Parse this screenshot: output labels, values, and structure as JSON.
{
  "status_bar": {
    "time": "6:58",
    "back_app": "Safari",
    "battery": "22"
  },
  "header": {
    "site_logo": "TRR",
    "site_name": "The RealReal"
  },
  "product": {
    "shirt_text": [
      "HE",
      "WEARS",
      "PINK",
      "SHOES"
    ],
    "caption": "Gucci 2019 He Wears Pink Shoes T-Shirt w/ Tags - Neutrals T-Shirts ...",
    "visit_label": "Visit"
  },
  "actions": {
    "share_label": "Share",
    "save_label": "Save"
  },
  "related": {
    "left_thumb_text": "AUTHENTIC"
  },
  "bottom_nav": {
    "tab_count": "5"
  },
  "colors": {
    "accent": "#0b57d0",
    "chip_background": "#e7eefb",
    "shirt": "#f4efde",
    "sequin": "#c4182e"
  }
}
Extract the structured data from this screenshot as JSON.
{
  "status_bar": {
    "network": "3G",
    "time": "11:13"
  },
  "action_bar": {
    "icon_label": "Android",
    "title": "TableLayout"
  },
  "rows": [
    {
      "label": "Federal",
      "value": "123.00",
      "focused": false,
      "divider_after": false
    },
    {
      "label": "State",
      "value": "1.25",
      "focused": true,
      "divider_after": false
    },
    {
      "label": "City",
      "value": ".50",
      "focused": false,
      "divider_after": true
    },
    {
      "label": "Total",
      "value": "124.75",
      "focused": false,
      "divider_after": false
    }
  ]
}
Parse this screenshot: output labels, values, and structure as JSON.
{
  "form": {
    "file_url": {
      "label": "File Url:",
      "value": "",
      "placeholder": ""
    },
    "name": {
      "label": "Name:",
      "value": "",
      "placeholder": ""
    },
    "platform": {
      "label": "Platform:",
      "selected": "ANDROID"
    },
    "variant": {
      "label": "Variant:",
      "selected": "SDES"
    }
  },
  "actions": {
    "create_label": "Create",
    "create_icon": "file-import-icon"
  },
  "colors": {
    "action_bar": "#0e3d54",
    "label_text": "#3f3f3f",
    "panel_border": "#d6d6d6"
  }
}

### TASK DETAILS
Word for word, write out all of the data above.

### WRITTEN ANSWER
Parse this screenshot: output labels, values, and structure as JSON.
{
  "status_bar": {
    "time": "6:58",
    "back_app": "Safari",
    "battery": "22"
  },
  "header": {
    "site_logo": "TRR",
    "site_name": "The RealReal"
  },
  "product": {
    "shirt_text": [
      "HE",
      "WEARS",
      "PINK",
      "SHOES"
    ],
    "caption": "Gucci 2019 He Wears Pink Shoes T-Shirt w/ Tags - Neutrals T-Shirts ...",
    "visit_label": "Visit"
  },
  "actions": {
    "share_label": "Share",
    "save_label": "Save"
  },
  "related": {
    "left_thumb_text": "AUTHENTIC"
  },
  "bottom_nav": {
    "tab_count": "5"
  },
  "colors": {
    "accent": "#0b57d0",
    "chip_background": "#e7eefb",
    "shirt": "#f4efde",
    "sequin": "#c4182e"
  }
}
Extract the structured data from this screenshot as JSON.
{
  "status_bar": {
    "network": "3G",
    "time": "11:13"
  },
  "action_bar": {
    "icon_label": "Android",
    "title": "TableLayout"
  },
  "rows": [
    {
      "label": "Federal",
      "value": "123.00",
      "focused": false,
      "divider_after": false
    },
    {
      "label": "State",
      "value": "1.25",
      "focused": true,
      "divider_after": false
    },
    {
      "label": "City",
      "value": ".50",
      "focused": false,
      "divider_after": true
    },
    {
      "label": "Total",
      "value": "124.75",
      "focused": false,
      "divider_after": false
    }
  ]
}
Parse this screenshot: output labels, values, and structure as JSON.
{
  "form": {
    "file_url": {
      "label": "File Url:",
      "value": "",
      "placeholder": ""
    },
    "name": {
      "label": "Name:",
      "value": "",
      "placeholder": ""
    },
    "platform": {
      "label": "Platform:",
      "selected": "ANDROID"
    },
    "variant": {
      "label": "Variant:",
      "selected": "SDES"
    }
  },
  "actions": {
    "create_label": "Create",
    "create_icon": "file-import-icon"
  },
  "colors": {
    "action_bar": "#0e3d54",
    "label_text": "#3f3f3f",
    "panel_border": "#d6d6d6"
  }
}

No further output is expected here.